## START SOURCE

Sample complexity of linear regression

5 minute read


Here, we’ll look at linear regression from a statistical learning theory perspective. In particular, we’ll derive the number of samples necessary in order to achieve a certain level of regression error. We’ll also see a technique called “discretization” that allows for proving things about infinite sets by relying on results in finite sets.

Problem setup

Consider a very standard linear regression setup. We’re given a set of $d$-dimensional data and 1-dimensional labels (or “response variables”), ${(x_i, y_i)}$, and we’re tasked with finding a linear map $w \in \mathbb{R}^d$ that minimizes the squared error between the predictions and the truth. In particular, we’d like to minimize $\sum\limits_{i = 1}^n (w^\top x_i - y_i)^2$.

Without loss of generality, assume for all $i$,

\[||x_i|| \leq 1, |y_i| \leq 1, \text{ and } ||w|| \leq 1.\]

(The following results will hold true for any constant bound, and we can always rescale as needed.)

## END SOURCE
## START DATASET EXTRACT

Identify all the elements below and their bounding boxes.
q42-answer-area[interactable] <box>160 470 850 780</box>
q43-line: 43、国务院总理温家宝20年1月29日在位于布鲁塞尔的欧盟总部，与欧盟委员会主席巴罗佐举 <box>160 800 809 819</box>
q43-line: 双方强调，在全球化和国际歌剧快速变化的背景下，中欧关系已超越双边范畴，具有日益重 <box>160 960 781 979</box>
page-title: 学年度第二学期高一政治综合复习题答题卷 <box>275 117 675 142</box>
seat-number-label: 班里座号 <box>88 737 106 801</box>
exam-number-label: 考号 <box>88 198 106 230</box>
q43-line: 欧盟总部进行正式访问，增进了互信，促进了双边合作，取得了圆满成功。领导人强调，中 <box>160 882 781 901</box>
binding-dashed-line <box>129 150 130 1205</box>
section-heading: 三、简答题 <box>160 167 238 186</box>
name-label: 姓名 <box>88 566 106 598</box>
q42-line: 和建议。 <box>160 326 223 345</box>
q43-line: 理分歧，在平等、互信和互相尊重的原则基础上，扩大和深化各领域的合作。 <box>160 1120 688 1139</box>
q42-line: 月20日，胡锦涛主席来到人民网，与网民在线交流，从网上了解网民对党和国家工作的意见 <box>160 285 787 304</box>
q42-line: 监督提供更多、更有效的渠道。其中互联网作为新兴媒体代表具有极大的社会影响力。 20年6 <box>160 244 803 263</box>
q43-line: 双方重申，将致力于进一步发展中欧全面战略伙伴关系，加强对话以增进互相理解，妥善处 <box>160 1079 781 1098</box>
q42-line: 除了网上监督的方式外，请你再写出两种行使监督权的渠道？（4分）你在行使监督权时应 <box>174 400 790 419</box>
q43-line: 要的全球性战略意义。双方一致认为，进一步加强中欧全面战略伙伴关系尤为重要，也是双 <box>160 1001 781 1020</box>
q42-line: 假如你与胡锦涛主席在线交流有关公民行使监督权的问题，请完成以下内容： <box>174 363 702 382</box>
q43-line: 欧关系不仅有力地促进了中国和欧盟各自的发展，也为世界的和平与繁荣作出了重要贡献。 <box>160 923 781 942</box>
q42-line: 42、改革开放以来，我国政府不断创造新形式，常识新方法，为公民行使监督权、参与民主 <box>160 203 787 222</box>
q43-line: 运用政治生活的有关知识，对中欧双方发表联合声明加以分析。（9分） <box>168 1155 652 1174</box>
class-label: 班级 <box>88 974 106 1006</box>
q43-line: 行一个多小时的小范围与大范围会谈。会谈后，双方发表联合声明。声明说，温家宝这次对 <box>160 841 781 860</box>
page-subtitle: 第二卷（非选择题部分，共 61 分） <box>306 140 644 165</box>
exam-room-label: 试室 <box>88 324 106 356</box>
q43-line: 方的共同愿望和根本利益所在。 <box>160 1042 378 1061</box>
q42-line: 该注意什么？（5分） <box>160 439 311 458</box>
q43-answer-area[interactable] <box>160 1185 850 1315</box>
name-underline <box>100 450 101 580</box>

## END DATASET EXTRACT

WHAT YOU WILL DO:
A – In the passage of the article on the sample complexity of linear regression starting with "5 minute read" and going on through "in finite sets.", substitute "computational learning theory" for "statistical learning theory" and give the passage again.
B – Extend the article on the sample complexity of linear regression, picking up after its final sentence.

THE ANSWERS:
A –
5 minute read


Here, we’ll look at linear regression from a computational learning theory perspective. In particular, we’ll derive the number of samples necessary in order to achieve a certain level of regression error. We’ll also see a technique called “discretization” that allows for proving things about infinite sets by relying on results in finite sets.

B –
Learnability for finite hypothesis classes

Recall that a hypothesis class is essentially the set of functions over which we’re searching in any given statistical learning problem. In our current example, the hypothesis class is the set of all linear functions with bounded norm on its weights. Said another way, each hypothesis in our hypothesis class corresponds to a weight vector $w$, where

\[||w|| \leq 1.\]

In the PAC learning setting, a hypothesis class is considered “learnable” if there exists an algorithm that, for any $\epsilon$ and $\delta$, can return a hypothesis with error at most $\epsilon$ with probability $1 - \delta$ if it observes enough samples.

An important result in PAC learning is that all finite hypothesis classes are (agnostically) PAC learnable with sample complexity

\[m(\epsilon, \delta) = \log |\mathcal{H}| \frac{\log \frac{1}{\delta}}{\epsilon^2}\]

where $|\mathcal{H}|$ is the cardinality of the hypothesis class.

This can be shown by using a Hoeffding bound. Note that the “agnostic” part of learnability means that the algorithm will return a hypothesis that has error $\epsilon$ as compared to the best hypothesis in the class $\mathcal{H}$, rather than absolute error.

However, notice that in the linear regression setting, the hypothesis class is infinite: even though the weight vector’s norm is bounded, it can still take an infinite number of values. Can we somehow leverage the result for finite classes here? This brings us to an important point: We can discretize the set of hypothesis classes and bound how much error we incur by doing so.

After discretizing, we need to account for error arising from two places:

  1. Error from not finding the best hypothesis originally.
  2. Error from discretizing the set of hypotheses.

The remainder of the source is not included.